■ Exercise requirements
Transcribe the listing below word for word.

Stored entries:
● ● ● ●

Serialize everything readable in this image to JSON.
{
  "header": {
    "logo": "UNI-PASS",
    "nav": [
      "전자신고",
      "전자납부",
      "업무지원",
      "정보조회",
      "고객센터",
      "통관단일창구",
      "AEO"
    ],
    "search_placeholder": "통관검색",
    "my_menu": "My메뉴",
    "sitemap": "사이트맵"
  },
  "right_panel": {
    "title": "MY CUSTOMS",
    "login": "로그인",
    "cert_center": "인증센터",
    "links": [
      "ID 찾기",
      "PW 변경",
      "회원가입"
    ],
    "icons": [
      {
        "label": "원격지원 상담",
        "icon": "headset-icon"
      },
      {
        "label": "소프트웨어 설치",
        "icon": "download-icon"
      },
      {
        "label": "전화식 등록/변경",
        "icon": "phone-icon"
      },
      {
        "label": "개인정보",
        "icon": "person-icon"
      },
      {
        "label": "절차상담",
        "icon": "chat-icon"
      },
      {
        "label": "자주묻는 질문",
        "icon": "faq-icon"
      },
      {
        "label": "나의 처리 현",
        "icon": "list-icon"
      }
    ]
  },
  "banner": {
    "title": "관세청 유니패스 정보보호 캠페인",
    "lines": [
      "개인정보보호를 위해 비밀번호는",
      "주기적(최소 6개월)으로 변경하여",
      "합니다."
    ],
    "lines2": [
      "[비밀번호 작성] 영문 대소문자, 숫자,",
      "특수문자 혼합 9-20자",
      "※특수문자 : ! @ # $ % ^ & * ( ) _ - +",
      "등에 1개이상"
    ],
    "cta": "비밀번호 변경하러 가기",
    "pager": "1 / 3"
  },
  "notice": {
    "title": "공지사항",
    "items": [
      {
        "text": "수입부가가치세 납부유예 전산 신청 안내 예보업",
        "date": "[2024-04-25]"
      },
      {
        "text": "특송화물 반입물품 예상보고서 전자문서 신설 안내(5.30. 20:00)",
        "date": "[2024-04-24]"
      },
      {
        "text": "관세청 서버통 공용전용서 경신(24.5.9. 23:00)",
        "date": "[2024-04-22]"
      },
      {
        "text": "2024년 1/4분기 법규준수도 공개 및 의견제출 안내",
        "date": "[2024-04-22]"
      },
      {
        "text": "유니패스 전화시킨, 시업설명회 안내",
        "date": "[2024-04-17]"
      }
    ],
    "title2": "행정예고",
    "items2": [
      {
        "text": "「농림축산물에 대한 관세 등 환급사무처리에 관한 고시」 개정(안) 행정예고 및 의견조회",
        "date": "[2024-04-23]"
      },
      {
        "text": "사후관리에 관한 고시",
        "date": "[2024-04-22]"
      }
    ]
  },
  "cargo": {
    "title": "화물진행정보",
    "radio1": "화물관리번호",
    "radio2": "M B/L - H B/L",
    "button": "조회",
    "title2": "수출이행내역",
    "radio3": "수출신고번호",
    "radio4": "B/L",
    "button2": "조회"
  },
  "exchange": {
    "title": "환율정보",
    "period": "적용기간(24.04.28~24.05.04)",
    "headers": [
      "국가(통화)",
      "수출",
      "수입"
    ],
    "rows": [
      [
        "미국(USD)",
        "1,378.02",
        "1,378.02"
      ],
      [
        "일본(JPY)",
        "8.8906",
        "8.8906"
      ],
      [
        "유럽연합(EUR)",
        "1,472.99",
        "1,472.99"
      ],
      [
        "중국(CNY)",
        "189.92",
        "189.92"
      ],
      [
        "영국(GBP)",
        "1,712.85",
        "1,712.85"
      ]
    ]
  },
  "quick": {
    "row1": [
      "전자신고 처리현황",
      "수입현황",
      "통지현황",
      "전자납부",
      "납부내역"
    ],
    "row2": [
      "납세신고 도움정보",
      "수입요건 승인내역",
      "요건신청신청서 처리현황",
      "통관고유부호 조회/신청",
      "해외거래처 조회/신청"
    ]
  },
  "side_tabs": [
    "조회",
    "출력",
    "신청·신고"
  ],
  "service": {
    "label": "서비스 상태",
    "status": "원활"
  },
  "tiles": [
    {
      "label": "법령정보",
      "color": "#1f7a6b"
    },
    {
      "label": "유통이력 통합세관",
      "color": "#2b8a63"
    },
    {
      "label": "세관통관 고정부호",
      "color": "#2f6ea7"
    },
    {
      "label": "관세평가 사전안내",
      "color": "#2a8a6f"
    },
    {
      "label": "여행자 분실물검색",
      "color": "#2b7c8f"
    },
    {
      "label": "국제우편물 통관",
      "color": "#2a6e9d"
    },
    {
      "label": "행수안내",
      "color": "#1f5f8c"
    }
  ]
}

● ● ● ●

■ Full solution
Serialize everything readable in this image to JSON.
{
  "header": {
    "logo": "UNI-PASS",
    "nav": [
      "전자신고",
      "전자납부",
      "업무지원",
      "정보조회",
      "고객센터",
      "통관단일창구",
      "AEO"
    ],
    "search_placeholder": "통관검색",
    "my_menu": "My메뉴",
    "sitemap": "사이트맵"
  },
  "right_panel": {
    "title": "MY CUSTOMS",
    "login": "로그인",
    "cert_center": "인증센터",
    "links": [
      "ID 찾기",
      "PW 변경",
      "회원가입"
    ],
    "icons": [
      {
        "label": "원격지원 상담",
        "icon": "headset-icon"
      },
      {
        "label": "소프트웨어 설치",
        "icon": "download-icon"
      },
      {
        "label": "전화식 등록/변경",
        "icon": "phone-icon"
      },
      {
        "label": "개인정보",
        "icon": "person-icon"
      },
      {
        "label": "절차상담",
        "icon": "chat-icon"
      },
      {
        "label": "자주묻는 질문",
        "icon": "faq-icon"
      },
      {
        "label": "나의 처리 현",
        "icon": "list-icon"
      }
    ]
  },
  "banner": {
    "title": "관세청 유니패스 정보보호 캠페인",
    "lines": [
      "개인정보보호를 위해 비밀번호는",
      "주기적(최소 6개월)으로 변경하여",
      "합니다."
    ],
    "lines2": [
      "[비밀번호 작성] 영문 대소문자, 숫자,",
      "특수문자 혼합 9-20자",
      "※특수문자 : ! @ # $ % ^ & * ( ) _ - +",
      "등에 1개이상"
    ],
    "cta": "비밀번호 변경하러 가기",
    "pager": "1 / 3"
  },
  "notice": {
    "title": "공지사항",
    "items": [
      {
        "text": "수입부가가치세 납부유예 전산 신청 안내 예보업",
        "date": "[2024-04-25]"
      },
      {
        "text": "특송화물 반입물품 예상보고서 전자문서 신설 안내(5.30. 20:00)",
        "date": "[2024-04-24]"
      },
      {
        "text": "관세청 서버통 공용전용서 경신(24.5.9. 23:00)",
        "date": "[2024-04-22]"
      },
      {
        "text": "2024년 1/4분기 법규준수도 공개 및 의견제출 안내",
        "date": "[2024-04-22]"
      },
      {
        "text": "유니패스 전화시킨, 시업설명회 안내",
        "date": "[2024-04-17]"
      }
    ],
    "title2": "행정예고",
    "items2": [
      {
        "text": "「농림축산물에 대한 관세 등 환급사무처리에 관한 고시」 개정(안) 행정예고 및 의견조회",
        "date": "[2024-04-23]"
      },
      {
        "text": "사후관리에 관한 고시",
        "date": "[2024-04-22]"
      }
    ]
  },
  "cargo": {
    "title": "화물진행정보",
    "radio1": "화물관리번호",
    "radio2": "M B/L - H B/L",
    "button": "조회",
    "title2": "수출이행내역",
    "radio3": "수출신고번호",
    "radio4": "B/L",
    "button2": "조회"
  },
  "exchange": {
    "title": "환율정보",
    "period": "적용기간(24.04.28~24.05.04)",
    "headers": [
      "국가(통화)",
      "수출",
      "수입"
    ],
    "rows": [
      [
        "미국(USD)",
        "1,378.02",
        "1,378.02"
      ],
      [
        "일본(JPY)",
        "8.8906",
        "8.8906"
      ],
      [
        "유럽연합(EUR)",
        "1,472.99",
        "1,472.99"
      ],
      [
        "중국(CNY)",
        "189.92",
        "189.92"
      ],
      [
        "영국(GBP)",
        "1,712.85",
        "1,712.85"
      ]
    ]
  },
  "quick": {
    "row1": [
      "전자신고 처리현황",
      "수입현황",
      "통지현황",
      "전자납부",
      "납부내역"
    ],
    "row2": [
      "납세신고 도움정보",
      "수입요건 승인내역",
      "요건신청신청서 처리현황",
      "통관고유부호 조회/신청",
      "해외거래처 조회/신청"
    ]
  },
  "side_tabs": [
    "조회",
    "출력",
    "신청·신고"
  ],
  "service": {
    "label": "서비스 상태",
    "status": "원활"
  },
  "tiles": [
    {
      "label": "법령정보",
      "color": "#1f7a6b"
    },
    {
      "label": "유통이력 통합세관",
      "color": "#2b8a63"
    },
    {
      "label": "세관통관 고정부호",
      "color": "#2f6ea7"
    },
    {
      "label": "관세평가 사전안내",
      "color": "#2a8a6f"
    },
    {
      "label": "여행자 분실물검색",
      "color": "#2b7c8f"
    },
    {
      "label": "국제우편물 통관",
      "color": "#2a6e9d"
    },
    {
      "label": "행수안내",
      "color": "#1f5f8c"
    }
  ]
}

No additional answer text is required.